Work out how many lines of the material below mention the word "text"; reply with the number only.

◇ ◇ ◇ ◇ ◇

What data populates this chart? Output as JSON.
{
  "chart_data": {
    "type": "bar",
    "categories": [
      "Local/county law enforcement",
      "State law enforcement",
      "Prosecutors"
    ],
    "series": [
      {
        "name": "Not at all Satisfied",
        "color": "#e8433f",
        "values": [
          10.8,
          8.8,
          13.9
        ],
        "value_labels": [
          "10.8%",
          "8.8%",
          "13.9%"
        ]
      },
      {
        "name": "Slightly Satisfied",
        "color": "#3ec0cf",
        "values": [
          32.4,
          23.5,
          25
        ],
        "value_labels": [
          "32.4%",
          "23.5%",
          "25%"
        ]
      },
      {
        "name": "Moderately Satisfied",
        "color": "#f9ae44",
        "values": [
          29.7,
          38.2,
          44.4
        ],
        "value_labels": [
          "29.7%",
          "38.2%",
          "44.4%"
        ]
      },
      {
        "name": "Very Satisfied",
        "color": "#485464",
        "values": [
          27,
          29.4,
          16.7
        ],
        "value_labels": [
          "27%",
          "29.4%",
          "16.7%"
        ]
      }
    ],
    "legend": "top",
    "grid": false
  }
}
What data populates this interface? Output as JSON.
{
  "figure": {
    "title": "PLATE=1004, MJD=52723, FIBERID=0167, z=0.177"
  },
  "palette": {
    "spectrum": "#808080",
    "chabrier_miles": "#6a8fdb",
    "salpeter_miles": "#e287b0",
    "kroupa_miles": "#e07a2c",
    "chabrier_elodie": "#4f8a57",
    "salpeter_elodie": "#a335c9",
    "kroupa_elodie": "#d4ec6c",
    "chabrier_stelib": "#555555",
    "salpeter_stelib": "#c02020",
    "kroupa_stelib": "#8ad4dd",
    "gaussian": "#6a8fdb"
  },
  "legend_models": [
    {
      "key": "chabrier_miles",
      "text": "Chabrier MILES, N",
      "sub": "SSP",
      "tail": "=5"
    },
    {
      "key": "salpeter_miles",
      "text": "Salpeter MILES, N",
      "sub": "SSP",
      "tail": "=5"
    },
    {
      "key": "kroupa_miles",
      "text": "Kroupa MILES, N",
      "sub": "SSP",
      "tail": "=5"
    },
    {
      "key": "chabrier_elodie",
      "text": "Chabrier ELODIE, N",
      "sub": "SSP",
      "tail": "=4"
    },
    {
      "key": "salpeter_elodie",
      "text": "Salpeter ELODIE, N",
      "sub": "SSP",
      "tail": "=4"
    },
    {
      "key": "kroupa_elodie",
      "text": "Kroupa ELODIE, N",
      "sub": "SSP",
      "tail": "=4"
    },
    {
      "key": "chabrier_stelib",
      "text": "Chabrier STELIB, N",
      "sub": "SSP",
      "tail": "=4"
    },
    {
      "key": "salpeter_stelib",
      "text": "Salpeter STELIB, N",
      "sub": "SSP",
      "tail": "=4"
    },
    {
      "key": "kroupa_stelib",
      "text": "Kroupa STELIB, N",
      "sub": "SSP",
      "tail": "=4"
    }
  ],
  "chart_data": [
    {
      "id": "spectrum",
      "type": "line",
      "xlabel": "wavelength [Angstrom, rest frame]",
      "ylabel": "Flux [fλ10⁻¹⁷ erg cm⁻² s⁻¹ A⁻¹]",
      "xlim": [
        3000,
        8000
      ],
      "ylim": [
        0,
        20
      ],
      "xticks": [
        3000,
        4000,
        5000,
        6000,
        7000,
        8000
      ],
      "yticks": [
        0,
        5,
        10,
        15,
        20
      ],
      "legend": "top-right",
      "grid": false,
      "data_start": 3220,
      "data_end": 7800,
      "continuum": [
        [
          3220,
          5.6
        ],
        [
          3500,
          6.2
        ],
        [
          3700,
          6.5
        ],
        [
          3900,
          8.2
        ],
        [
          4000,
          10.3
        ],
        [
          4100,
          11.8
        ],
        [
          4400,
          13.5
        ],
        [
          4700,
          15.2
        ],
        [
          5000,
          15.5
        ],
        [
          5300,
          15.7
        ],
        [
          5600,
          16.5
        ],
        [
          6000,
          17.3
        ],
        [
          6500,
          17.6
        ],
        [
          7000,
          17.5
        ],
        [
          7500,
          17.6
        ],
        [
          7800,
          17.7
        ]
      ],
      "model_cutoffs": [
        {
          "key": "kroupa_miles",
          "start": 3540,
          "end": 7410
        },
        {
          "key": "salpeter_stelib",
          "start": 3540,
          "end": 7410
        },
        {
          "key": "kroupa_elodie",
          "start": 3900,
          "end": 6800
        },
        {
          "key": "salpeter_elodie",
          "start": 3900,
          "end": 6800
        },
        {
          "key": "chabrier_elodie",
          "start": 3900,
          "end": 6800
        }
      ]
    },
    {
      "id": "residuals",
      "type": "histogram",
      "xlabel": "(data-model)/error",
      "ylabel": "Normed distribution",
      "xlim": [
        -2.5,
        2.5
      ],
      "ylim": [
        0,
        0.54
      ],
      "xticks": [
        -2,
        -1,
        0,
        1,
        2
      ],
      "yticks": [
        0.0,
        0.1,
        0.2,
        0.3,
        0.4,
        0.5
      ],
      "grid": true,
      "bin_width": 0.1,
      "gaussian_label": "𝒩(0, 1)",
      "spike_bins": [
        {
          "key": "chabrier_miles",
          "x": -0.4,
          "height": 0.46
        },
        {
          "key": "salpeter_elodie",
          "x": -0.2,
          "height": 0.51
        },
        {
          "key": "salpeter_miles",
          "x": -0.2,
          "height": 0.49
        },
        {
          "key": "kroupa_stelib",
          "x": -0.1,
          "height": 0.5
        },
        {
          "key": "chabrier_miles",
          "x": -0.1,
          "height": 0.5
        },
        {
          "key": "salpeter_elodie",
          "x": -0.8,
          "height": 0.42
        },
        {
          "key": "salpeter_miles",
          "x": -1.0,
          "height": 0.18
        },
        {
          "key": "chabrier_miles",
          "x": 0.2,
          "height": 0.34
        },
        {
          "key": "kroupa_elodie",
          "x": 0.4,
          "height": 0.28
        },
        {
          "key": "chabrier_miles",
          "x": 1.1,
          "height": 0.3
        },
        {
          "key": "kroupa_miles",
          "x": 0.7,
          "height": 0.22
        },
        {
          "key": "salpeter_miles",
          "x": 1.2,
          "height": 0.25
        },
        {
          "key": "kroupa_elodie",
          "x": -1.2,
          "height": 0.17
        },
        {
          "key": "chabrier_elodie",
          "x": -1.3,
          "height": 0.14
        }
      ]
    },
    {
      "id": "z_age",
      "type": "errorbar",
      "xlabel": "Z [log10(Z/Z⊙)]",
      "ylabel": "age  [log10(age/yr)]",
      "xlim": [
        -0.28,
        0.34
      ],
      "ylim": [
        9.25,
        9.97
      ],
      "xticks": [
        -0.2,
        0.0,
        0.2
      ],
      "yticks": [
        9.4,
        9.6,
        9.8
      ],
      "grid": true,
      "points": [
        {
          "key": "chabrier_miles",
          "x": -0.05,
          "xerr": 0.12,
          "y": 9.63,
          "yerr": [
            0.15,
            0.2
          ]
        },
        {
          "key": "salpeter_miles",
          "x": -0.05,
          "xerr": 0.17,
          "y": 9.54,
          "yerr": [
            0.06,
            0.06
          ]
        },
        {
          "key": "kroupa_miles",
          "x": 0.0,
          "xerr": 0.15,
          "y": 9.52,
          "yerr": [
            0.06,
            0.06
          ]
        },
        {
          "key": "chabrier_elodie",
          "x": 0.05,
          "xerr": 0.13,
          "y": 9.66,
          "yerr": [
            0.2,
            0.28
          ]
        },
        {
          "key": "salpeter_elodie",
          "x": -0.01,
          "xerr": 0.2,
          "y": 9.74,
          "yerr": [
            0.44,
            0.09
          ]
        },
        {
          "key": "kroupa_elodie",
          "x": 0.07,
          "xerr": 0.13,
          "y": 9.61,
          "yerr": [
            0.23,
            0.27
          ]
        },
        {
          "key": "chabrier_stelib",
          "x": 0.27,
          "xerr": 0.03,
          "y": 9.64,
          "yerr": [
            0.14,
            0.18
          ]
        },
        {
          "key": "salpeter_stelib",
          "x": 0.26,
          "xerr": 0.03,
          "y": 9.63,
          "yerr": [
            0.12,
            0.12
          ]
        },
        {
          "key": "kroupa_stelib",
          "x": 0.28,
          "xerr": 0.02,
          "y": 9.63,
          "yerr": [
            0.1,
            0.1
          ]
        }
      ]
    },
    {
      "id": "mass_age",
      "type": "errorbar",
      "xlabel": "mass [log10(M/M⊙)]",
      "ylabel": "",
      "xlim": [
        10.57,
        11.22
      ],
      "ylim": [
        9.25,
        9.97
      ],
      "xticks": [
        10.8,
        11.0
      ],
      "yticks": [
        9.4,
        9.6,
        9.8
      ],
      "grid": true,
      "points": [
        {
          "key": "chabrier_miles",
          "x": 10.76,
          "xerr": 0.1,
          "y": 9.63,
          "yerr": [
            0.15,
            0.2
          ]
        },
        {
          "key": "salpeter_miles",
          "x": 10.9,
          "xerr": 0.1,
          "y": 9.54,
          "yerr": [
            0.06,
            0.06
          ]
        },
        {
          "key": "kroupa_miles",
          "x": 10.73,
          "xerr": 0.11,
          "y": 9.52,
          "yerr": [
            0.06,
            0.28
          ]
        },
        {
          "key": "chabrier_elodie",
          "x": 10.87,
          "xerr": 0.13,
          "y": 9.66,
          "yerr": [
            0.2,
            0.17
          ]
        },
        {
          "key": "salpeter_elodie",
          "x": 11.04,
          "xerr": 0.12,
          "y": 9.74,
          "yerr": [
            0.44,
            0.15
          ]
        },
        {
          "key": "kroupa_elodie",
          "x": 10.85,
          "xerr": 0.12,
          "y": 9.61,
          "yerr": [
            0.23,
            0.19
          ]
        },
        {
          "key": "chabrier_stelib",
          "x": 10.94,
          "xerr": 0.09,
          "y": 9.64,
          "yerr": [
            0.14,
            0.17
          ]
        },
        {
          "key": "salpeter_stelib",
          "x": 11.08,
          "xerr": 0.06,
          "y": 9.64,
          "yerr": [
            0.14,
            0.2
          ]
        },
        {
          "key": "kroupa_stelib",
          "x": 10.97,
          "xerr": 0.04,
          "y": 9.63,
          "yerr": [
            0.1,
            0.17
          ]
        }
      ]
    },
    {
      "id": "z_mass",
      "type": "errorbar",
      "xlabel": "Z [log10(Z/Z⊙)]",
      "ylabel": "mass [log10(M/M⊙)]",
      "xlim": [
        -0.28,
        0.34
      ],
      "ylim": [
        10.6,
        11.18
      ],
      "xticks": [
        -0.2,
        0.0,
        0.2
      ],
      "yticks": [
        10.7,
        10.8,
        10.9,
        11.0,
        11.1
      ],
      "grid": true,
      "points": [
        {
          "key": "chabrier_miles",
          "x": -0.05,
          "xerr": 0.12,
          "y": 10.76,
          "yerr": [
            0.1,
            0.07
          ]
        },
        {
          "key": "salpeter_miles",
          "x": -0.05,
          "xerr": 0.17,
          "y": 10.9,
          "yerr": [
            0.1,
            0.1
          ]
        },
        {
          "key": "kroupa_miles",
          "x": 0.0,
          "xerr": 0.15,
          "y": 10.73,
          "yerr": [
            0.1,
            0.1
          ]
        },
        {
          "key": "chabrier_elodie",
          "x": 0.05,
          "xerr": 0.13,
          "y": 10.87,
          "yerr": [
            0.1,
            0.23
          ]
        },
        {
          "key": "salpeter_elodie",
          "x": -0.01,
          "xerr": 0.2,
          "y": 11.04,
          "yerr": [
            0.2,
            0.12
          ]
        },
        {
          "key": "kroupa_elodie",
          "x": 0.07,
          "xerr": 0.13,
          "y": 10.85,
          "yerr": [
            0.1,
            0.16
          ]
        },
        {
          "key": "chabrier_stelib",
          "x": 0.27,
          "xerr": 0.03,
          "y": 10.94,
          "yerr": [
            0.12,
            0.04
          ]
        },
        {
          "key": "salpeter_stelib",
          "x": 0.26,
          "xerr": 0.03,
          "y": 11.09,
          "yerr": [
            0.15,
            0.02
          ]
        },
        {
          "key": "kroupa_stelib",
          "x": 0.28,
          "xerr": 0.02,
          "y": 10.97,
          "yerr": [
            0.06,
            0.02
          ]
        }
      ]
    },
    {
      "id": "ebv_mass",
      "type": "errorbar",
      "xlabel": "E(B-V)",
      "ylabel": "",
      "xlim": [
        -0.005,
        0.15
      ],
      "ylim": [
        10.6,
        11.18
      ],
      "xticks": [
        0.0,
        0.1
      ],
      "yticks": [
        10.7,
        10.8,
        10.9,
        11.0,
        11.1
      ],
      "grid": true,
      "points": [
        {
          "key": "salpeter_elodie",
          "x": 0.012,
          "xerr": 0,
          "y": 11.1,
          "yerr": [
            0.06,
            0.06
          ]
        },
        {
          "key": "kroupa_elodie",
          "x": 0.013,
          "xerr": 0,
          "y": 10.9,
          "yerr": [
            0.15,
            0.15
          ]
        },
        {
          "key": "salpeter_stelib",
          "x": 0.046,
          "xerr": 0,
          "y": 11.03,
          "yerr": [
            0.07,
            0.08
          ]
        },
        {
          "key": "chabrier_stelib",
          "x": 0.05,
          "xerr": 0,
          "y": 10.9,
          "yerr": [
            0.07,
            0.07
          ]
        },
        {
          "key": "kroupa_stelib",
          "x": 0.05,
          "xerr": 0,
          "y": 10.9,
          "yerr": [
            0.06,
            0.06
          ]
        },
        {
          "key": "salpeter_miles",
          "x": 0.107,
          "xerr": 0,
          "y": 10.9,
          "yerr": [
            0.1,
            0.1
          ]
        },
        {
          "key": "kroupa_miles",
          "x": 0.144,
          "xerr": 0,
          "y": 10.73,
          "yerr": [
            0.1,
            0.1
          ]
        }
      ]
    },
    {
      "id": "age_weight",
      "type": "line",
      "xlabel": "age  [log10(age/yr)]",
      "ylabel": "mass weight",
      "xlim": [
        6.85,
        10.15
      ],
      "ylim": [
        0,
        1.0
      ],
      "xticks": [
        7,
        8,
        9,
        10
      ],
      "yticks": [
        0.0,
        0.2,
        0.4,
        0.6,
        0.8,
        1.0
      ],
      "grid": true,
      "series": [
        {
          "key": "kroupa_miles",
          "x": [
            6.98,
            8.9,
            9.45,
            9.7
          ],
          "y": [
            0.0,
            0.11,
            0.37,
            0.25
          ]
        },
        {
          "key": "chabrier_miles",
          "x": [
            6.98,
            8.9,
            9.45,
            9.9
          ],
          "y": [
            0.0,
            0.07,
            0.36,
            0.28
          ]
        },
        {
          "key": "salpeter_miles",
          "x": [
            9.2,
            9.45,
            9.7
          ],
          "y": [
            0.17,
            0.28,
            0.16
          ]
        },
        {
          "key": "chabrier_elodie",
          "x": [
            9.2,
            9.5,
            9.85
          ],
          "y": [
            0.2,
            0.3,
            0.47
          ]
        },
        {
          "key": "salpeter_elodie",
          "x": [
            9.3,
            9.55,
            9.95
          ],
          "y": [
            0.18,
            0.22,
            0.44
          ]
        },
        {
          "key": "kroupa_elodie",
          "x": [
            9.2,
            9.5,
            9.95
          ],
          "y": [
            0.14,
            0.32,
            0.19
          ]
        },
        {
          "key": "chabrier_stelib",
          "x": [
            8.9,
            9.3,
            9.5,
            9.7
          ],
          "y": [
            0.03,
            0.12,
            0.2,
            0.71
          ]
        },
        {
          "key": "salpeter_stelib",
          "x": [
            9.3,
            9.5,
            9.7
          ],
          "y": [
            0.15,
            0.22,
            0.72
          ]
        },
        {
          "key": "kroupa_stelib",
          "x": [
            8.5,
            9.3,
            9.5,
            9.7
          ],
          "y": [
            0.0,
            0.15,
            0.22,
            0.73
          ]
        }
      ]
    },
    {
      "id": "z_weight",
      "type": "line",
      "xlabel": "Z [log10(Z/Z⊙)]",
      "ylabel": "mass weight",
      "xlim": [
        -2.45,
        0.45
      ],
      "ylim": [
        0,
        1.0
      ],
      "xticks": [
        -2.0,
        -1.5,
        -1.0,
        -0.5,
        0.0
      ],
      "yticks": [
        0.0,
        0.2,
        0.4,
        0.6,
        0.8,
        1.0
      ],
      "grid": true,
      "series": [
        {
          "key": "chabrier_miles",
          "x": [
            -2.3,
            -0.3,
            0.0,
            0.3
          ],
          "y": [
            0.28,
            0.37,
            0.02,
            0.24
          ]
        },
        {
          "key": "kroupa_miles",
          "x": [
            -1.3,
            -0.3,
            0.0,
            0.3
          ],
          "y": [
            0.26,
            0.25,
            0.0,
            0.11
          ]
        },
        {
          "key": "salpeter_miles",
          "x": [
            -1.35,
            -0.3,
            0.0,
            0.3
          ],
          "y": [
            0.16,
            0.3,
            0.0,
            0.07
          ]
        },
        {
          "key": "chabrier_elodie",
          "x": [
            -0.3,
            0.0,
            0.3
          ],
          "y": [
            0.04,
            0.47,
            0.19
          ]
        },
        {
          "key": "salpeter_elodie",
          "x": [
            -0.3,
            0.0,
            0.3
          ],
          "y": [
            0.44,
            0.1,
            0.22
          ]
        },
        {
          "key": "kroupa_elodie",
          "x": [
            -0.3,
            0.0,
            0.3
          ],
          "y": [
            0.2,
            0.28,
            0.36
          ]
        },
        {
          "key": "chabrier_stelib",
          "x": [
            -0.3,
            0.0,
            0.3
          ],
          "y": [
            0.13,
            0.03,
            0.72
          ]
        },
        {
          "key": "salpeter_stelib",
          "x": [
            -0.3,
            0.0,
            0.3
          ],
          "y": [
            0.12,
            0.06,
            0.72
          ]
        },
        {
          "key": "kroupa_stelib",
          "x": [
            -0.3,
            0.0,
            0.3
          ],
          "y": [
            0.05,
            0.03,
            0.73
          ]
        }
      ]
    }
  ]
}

◇ ◇ ◇ ◇ ◇

Output below:
9